Set down every record once more, exactly as given.

Start of Given records

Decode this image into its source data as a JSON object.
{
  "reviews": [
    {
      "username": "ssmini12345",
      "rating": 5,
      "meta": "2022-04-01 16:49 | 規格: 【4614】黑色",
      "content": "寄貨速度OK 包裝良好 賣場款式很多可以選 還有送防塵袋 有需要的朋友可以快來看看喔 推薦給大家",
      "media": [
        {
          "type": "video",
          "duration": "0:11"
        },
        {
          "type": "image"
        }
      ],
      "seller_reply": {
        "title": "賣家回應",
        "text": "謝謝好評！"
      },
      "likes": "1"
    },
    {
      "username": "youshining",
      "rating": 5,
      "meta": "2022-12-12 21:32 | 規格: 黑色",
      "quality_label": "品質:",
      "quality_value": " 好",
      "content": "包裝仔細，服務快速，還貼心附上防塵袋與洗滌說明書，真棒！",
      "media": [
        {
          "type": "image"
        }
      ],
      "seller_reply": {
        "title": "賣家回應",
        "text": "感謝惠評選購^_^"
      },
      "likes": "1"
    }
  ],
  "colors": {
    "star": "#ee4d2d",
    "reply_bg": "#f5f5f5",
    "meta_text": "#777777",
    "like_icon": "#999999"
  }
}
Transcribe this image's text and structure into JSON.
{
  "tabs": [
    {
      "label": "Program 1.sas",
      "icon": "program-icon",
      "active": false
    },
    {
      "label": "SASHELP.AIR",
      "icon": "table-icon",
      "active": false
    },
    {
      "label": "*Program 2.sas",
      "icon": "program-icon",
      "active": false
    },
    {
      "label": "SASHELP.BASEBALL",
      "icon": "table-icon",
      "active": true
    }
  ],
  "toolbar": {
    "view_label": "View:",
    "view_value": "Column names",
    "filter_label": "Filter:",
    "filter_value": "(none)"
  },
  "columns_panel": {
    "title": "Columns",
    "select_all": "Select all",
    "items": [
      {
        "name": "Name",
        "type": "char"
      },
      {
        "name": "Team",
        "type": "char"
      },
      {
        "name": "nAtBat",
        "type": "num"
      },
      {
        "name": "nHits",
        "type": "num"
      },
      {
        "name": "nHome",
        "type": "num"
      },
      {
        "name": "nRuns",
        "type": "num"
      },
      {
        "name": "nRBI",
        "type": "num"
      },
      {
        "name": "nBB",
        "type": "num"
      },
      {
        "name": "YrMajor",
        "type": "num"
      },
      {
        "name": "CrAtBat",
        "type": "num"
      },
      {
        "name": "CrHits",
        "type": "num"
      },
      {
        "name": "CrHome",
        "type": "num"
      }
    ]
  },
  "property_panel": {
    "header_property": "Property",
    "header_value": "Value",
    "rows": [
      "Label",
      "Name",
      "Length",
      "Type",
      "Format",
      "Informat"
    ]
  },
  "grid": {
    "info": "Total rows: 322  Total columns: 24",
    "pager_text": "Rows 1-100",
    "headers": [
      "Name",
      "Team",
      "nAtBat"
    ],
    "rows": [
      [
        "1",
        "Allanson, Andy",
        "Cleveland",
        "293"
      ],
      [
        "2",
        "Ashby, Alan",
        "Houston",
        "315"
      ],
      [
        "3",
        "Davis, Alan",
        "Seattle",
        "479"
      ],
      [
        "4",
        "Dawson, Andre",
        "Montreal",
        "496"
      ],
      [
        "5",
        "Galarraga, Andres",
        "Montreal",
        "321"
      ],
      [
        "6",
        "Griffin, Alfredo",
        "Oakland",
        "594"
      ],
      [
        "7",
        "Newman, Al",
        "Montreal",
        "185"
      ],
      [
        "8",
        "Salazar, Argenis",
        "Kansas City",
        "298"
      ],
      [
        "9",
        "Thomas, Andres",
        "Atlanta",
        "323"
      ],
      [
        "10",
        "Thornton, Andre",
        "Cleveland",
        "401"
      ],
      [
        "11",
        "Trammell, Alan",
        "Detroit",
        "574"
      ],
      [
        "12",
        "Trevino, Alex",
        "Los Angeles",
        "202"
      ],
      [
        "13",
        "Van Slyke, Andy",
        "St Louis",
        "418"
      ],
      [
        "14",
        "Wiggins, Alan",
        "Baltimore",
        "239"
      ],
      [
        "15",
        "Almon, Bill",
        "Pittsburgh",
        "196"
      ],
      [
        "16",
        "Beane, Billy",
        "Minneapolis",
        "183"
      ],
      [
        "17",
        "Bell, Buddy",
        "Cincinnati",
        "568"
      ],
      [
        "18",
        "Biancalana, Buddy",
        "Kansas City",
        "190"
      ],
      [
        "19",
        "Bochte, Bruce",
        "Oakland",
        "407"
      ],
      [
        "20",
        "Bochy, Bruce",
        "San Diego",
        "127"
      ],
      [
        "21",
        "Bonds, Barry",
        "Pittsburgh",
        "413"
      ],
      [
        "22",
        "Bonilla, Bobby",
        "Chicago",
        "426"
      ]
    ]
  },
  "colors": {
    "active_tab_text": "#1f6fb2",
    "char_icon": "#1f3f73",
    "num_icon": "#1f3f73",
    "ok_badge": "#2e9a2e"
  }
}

End of Given records

Reply –
Decode this image into its source data as a JSON object.
{
  "reviews": [
    {
      "username": "ssmini12345",
      "rating": 5,
      "meta": "2022-04-01 16:49 | 規格: 【4614】黑色",
      "content": "寄貨速度OK 包裝良好 賣場款式很多可以選 還有送防塵袋 有需要的朋友可以快來看看喔 推薦給大家",
      "media": [
        {
          "type": "video",
          "duration": "0:11"
        },
        {
          "type": "image"
        }
      ],
      "seller_reply": {
        "title": "賣家回應",
        "text": "謝謝好評！"
      },
      "likes": "1"
    },
    {
      "username": "youshining",
      "rating": 5,
      "meta": "2022-12-12 21:32 | 規格: 黑色",
      "quality_label": "品質:",
      "quality_value": " 好",
      "content": "包裝仔細，服務快速，還貼心附上防塵袋與洗滌說明書，真棒！",
      "media": [
        {
          "type": "image"
        }
      ],
      "seller_reply": {
        "title": "賣家回應",
        "text": "感謝惠評選購^_^"
      },
      "likes": "1"
    }
  ],
  "colors": {
    "star": "#ee4d2d",
    "reply_bg": "#f5f5f5",
    "meta_text": "#777777",
    "like_icon": "#999999"
  }
}
Transcribe this image's text and structure into JSON.
{
  "tabs": [
    {
      "label": "Program 1.sas",
      "icon": "program-icon",
      "active": false
    },
    {
      "label": "SASHELP.AIR",
      "icon": "table-icon",
      "active": false
    },
    {
      "label": "*Program 2.sas",
      "icon": "program-icon",
      "active": false
    },
    {
      "label": "SASHELP.BASEBALL",
      "icon": "table-icon",
      "active": true
    }
  ],
  "toolbar": {
    "view_label": "View:",
    "view_value": "Column names",
    "filter_label": "Filter:",
    "filter_value": "(none)"
  },
  "columns_panel": {
    "title": "Columns",
    "select_all": "Select all",
    "items": [
      {
        "name": "Name",
        "type": "char"
      },
      {
        "name": "Team",
        "type": "char"
      },
      {
        "name": "nAtBat",
        "type": "num"
      },
      {
        "name": "nHits",
        "type": "num"
      },
      {
        "name": "nHome",
        "type": "num"
      },
      {
        "name": "nRuns",
        "type": "num"
      },
      {
        "name": "nRBI",
        "type": "num"
      },
      {
        "name": "nBB",
        "type": "num"
      },
      {
        "name": "YrMajor",
        "type": "num"
      },
      {
        "name": "CrAtBat",
        "type": "num"
      },
      {
        "name": "CrHits",
        "type": "num"
      },
      {
        "name": "CrHome",
        "type": "num"
      }
    ]
  },
  "property_panel": {
    "header_property": "Property",
    "header_value": "Value",
    "rows": [
      "Label",
      "Name",
      "Length",
      "Type",
      "Format",
      "Informat"
    ]
  },
  "grid": {
    "info": "Total rows: 322  Total columns: 24",
    "pager_text": "Rows 1-100",
    "headers": [
      "Name",
      "Team",
      "nAtBat"
    ],
    "rows": [
      [
        "1",
        "Allanson, Andy",
        "Cleveland",
        "293"
      ],
      [
        "2",
        "Ashby, Alan",
        "Houston",
        "315"
      ],
      [
        "3",
        "Davis, Alan",
        "Seattle",
        "479"
      ],
      [
        "4",
        "Dawson, Andre",
        "Montreal",
        "496"
      ],
      [
        "5",
        "Galarraga, Andres",
        "Montreal",
        "321"
      ],
      [
        "6",
        "Griffin, Alfredo",
        "Oakland",
        "594"
      ],
      [
        "7",
        "Newman, Al",
        "Montreal",
        "185"
      ],
      [
        "8",
        "Salazar, Argenis",
        "Kansas City",
        "298"
      ],
      [
        "9",
        "Thomas, Andres",
        "Atlanta",
        "323"
      ],
      [
        "10",
        "Thornton, Andre",
        "Cleveland",
        "401"
      ],
      [
        "11",
        "Trammell, Alan",
        "Detroit",
        "574"
      ],
      [
        "12",
        "Trevino, Alex",
        "Los Angeles",
        "202"
      ],
      [
        "13",
        "Van Slyke, Andy",
        "St Louis",
        "418"
      ],
      [
        "14",
        "Wiggins, Alan",
        "Baltimore",
        "239"
      ],
      [
        "15",
        "Almon, Bill",
        "Pittsburgh",
        "196"
      ],
      [
        "16",
        "Beane, Billy",
        "Minneapolis",
        "183"
      ],
      [
        "17",
        "Bell, Buddy",
        "Cincinnati",
        "568"
      ],
      [
        "18",
        "Biancalana, Buddy",
        "Kansas City",
        "190"
      ],
      [
        "19",
        "Bochte, Bruce",
        "Oakland",
        "407"
      ],
      [
        "20",
        "Bochy, Bruce",
        "San Diego",
        "127"
      ],
      [
        "21",
        "Bonds, Barry",
        "Pittsburgh",
        "413"
      ],
      [
        "22",
        "Bonilla, Bobby",
        "Chicago",
        "426"
      ]
    ]
  },
  "colors": {
    "active_tab_text": "#1f6fb2",
    "char_icon": "#1f3f73",
    "num_icon": "#1f3f73",
    "ok_badge": "#2e9a2e"
  }
}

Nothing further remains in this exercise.